● **What to work on**: Give the count of lines in the data that include "CoAtNet", with no other words.

● **Record list**:
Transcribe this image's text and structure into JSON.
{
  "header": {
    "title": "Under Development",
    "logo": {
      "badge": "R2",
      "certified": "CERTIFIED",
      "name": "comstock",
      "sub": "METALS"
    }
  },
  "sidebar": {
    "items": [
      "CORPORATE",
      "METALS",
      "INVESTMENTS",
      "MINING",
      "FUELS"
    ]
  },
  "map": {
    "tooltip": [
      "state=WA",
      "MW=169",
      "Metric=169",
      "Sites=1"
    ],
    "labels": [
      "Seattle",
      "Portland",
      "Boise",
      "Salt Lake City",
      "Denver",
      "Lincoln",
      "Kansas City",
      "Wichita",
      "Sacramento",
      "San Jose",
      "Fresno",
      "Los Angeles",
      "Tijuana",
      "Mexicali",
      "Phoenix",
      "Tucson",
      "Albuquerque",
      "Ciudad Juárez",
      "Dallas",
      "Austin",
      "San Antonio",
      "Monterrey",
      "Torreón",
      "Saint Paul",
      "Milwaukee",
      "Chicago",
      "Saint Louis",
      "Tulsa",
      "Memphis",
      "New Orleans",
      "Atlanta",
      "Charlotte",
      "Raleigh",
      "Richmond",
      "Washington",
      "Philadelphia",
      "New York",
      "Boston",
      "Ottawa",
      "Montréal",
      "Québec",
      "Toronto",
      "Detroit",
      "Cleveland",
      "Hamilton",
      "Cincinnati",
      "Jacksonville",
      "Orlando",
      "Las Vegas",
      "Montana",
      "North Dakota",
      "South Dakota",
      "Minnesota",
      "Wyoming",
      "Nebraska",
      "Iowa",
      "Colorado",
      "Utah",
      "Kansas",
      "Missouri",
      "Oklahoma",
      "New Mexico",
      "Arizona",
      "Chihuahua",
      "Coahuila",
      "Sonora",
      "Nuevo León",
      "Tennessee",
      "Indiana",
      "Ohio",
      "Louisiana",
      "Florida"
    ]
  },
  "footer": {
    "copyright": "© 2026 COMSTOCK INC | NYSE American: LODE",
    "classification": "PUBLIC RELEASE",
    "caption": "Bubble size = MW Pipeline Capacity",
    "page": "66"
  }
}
* * *
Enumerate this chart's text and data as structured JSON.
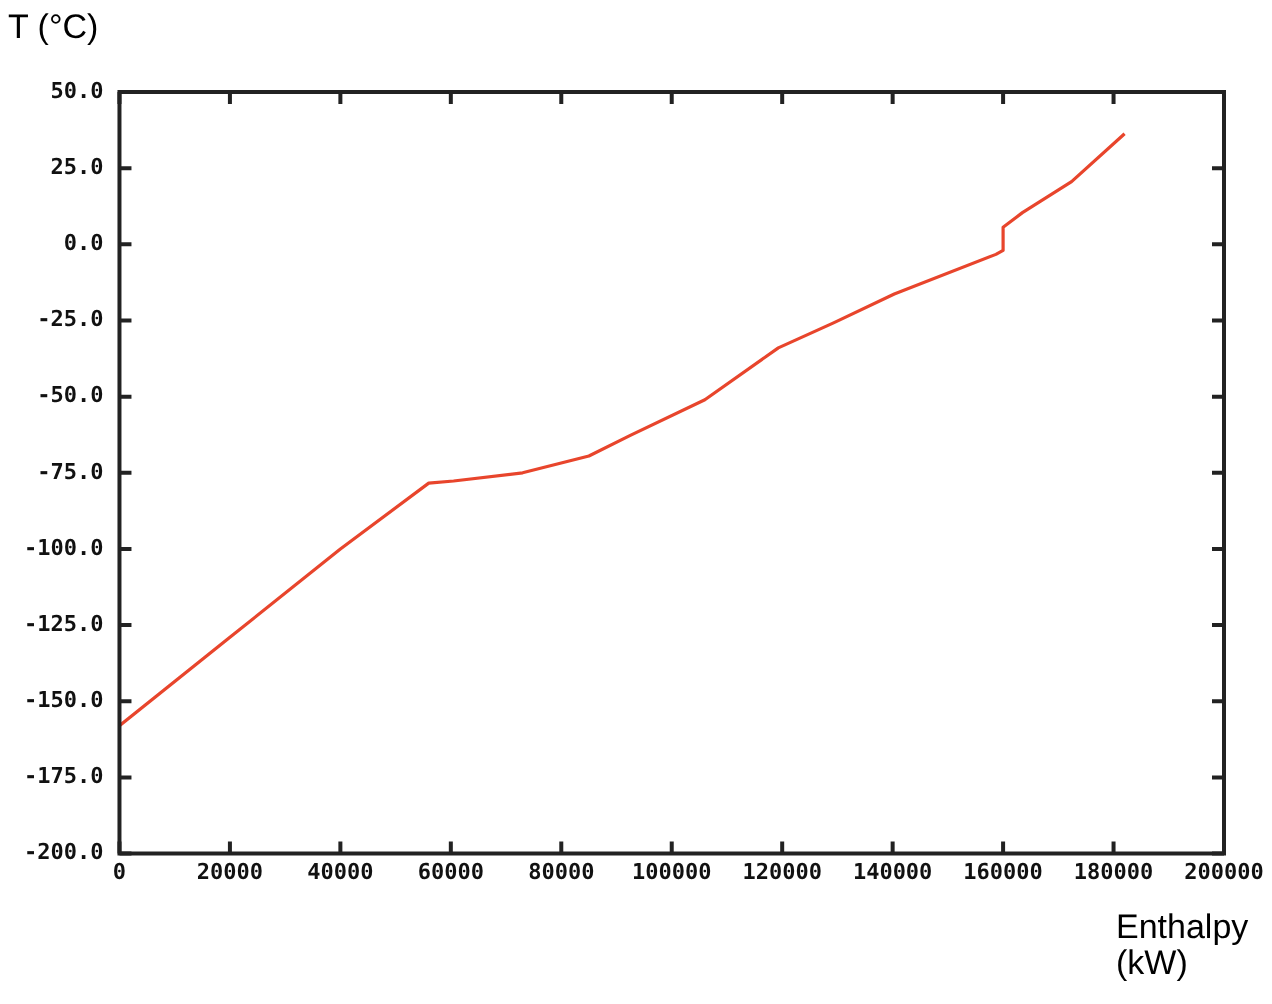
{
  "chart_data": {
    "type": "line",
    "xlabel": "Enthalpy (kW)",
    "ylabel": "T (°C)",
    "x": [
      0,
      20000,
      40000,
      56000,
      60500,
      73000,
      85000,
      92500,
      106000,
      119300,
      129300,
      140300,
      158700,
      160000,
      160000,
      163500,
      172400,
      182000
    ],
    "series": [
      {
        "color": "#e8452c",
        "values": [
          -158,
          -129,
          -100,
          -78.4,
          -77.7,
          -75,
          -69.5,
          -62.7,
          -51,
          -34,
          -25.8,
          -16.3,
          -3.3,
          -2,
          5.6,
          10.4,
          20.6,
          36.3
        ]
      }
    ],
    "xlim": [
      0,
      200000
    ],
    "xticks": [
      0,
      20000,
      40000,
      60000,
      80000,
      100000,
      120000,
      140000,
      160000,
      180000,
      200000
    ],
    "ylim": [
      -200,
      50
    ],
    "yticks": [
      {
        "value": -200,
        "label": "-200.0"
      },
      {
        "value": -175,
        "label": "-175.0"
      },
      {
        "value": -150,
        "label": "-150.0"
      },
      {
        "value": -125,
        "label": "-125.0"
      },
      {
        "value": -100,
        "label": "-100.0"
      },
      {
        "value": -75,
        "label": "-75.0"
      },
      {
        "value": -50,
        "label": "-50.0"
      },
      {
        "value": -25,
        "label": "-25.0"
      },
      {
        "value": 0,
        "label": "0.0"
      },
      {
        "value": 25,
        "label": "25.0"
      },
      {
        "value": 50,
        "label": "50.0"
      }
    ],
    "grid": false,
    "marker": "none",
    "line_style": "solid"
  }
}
* * *
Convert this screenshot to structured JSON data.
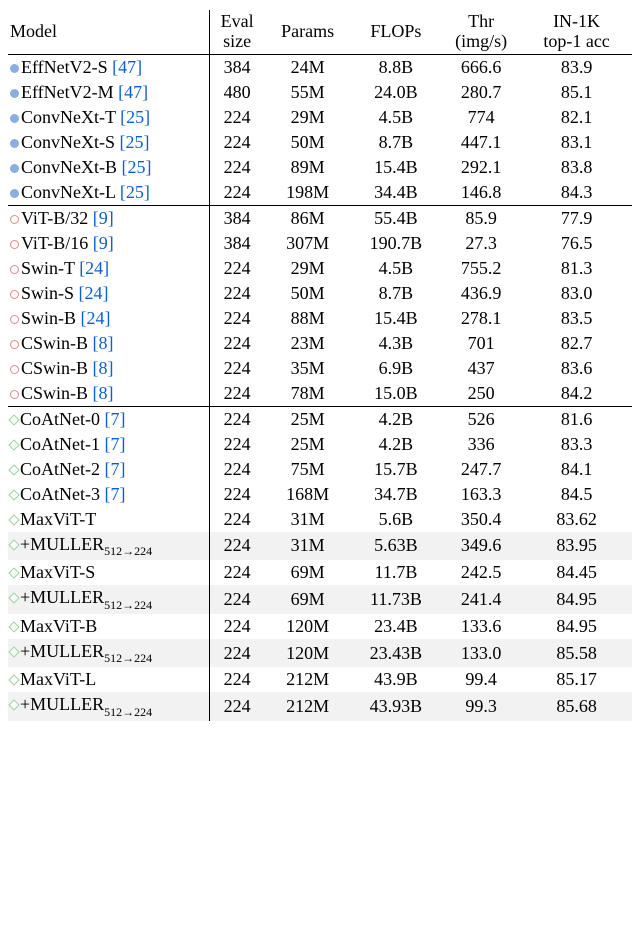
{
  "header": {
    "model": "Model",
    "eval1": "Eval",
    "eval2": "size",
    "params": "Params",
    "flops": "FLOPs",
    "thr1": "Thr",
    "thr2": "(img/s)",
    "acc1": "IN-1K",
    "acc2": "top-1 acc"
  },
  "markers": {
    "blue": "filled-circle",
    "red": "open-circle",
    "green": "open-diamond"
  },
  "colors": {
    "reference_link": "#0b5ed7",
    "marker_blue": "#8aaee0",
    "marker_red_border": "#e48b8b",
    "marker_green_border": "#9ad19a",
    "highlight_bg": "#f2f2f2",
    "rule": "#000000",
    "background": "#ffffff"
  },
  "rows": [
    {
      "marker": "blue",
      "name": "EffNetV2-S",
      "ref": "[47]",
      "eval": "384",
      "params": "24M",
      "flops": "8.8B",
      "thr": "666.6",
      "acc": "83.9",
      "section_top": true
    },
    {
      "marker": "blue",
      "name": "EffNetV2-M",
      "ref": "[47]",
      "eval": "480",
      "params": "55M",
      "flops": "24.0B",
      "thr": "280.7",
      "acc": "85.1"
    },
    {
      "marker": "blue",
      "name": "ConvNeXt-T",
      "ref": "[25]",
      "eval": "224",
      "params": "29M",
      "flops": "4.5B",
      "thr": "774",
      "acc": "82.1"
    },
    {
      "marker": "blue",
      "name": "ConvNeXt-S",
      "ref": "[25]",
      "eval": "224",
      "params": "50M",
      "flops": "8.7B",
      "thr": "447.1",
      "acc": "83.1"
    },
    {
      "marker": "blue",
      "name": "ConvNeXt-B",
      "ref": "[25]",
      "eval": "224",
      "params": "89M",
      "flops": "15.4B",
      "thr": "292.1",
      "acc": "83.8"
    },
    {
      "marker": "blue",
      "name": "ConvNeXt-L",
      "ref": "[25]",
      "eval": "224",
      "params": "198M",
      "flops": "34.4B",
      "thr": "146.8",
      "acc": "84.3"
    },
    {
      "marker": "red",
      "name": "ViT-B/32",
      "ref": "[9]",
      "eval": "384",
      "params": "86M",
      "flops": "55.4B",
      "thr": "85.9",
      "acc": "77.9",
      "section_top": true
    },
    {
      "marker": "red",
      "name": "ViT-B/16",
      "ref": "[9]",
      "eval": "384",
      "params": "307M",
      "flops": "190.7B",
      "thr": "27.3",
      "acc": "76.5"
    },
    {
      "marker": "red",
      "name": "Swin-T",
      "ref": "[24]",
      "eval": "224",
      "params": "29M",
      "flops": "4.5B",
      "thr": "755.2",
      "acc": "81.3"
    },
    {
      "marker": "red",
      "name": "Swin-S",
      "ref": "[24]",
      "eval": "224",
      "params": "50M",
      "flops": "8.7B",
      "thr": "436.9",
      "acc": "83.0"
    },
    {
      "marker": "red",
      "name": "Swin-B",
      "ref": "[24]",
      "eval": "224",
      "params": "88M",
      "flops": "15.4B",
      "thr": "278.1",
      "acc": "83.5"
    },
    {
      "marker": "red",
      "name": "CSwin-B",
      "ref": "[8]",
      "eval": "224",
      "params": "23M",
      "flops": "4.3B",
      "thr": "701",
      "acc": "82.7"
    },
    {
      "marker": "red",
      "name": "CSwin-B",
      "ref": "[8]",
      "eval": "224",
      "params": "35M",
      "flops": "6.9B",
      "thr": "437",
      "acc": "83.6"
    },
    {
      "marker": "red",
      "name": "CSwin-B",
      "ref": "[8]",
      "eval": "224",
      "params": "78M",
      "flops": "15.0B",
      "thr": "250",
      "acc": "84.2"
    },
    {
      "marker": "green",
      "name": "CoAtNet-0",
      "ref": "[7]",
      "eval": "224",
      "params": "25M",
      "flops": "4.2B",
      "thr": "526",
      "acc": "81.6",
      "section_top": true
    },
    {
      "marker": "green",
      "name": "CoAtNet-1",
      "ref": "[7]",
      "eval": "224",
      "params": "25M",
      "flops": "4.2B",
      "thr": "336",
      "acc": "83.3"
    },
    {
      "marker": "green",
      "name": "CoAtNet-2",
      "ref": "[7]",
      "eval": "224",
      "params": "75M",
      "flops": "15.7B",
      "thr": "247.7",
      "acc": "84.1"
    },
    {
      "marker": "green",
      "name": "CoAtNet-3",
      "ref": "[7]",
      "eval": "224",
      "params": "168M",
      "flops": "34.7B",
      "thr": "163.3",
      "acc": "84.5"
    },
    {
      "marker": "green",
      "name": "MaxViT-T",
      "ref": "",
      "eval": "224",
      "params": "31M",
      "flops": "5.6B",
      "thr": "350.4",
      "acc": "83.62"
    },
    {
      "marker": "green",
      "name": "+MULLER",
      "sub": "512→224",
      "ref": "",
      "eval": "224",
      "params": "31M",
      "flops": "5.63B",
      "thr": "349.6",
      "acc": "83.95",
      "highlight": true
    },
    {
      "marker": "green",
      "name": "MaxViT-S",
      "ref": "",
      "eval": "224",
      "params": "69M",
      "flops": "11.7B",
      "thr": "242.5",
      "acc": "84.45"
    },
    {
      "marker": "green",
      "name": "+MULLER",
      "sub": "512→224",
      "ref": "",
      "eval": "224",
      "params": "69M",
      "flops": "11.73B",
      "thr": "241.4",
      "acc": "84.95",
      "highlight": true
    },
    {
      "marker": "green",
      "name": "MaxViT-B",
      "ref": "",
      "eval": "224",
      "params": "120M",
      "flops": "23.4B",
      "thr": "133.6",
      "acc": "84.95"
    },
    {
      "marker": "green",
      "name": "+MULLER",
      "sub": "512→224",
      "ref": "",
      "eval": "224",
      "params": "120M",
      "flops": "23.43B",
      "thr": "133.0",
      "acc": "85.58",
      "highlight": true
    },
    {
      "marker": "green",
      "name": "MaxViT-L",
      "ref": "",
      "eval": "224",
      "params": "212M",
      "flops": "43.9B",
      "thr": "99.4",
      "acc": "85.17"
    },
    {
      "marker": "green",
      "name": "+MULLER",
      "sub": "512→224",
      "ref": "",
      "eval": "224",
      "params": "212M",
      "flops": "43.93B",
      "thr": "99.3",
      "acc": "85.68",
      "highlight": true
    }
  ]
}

● **Answer to this task**: 4